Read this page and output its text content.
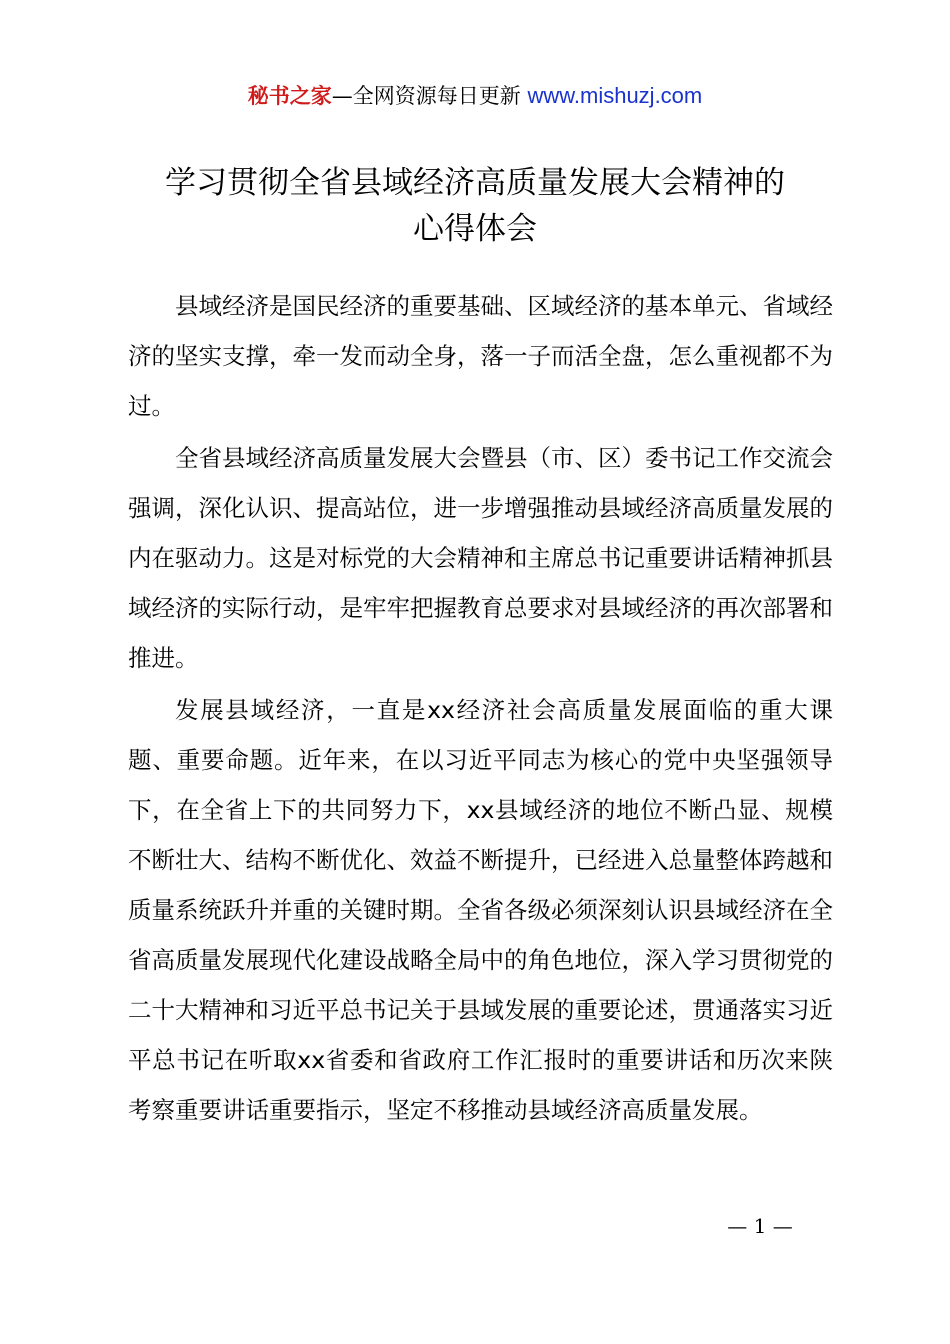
秘书之家—全网资源每日更新 www.mishuzj.com
学习贯彻全省县域经济高质量发展大会精神的
心得体会

县域经济是国民经济的重要基础、区域经济的基本单元、省域经济的坚实支撑，牵一发而动全身，落一子而活全盘，怎么重视都不为过。

全省县域经济高质量发展大会暨县（市、区）委书记工作交流会强调，深化认识、提高站位，进一步增强推动县域经济高质量发展的内在驱动力。这是对标党的大会精神和主席总书记重要讲话精神抓县域经济的实际行动，是牢牢把握教育总要求对县域经济的再次部署和推进。

发展县域经济，一直是xx经济社会高质量发展面临的重大课题、重要命题。近年来，在以习近平同志为核心的党中央坚强领导下，在全省上下的共同努力下，xx县域经济的地位不断凸显、规模不断壮大、结构不断优化、效益不断提升，已经进入总量整体跨越和质量系统跃升并重的关键时期。全省各级必须深刻认识县域经济在全省高质量发展现代化建设战略全局中的角色地位，深入学习贯彻党的二十大精神和习近平总书记关于县域发展的重要论述，贯通落实习近平总书记在听取xx省委和省政府工作汇报时的重要讲话和历次来陕考察重要讲话重要指示，坚定不移推动县域经济高质量发展。

— 1 —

* [REQUIREMENT] Print all of the records shown above exactly, leaving out each picture.

* [TASK RESPONSE]
Read this page and output its text content.
秘书之家—全网资源每日更新 www.mishuzj.com
学习贯彻全省县域经济高质量发展大会精神的
心得体会

县域经济是国民经济的重要基础、区域经济的基本单元、省域经济的坚实支撑，牵一发而动全身，落一子而活全盘，怎么重视都不为过。

全省县域经济高质量发展大会暨县（市、区）委书记工作交流会强调，深化认识、提高站位，进一步增强推动县域经济高质量发展的内在驱动力。这是对标党的大会精神和主席总书记重要讲话精神抓县域经济的实际行动，是牢牢把握教育总要求对县域经济的再次部署和推进。

发展县域经济，一直是xx经济社会高质量发展面临的重大课题、重要命题。近年来，在以习近平同志为核心的党中央坚强领导下，在全省上下的共同努力下，xx县域经济的地位不断凸显、规模不断壮大、结构不断优化、效益不断提升，已经进入总量整体跨越和质量系统跃升并重的关键时期。全省各级必须深刻认识县域经济在全省高质量发展现代化建设战略全局中的角色地位，深入学习贯彻党的二十大精神和习近平总书记关于县域发展的重要论述，贯通落实习近平总书记在听取xx省委和省政府工作汇报时的重要讲话和历次来陕考察重要讲话重要指示，坚定不移推动县域经济高质量发展。

— 1 —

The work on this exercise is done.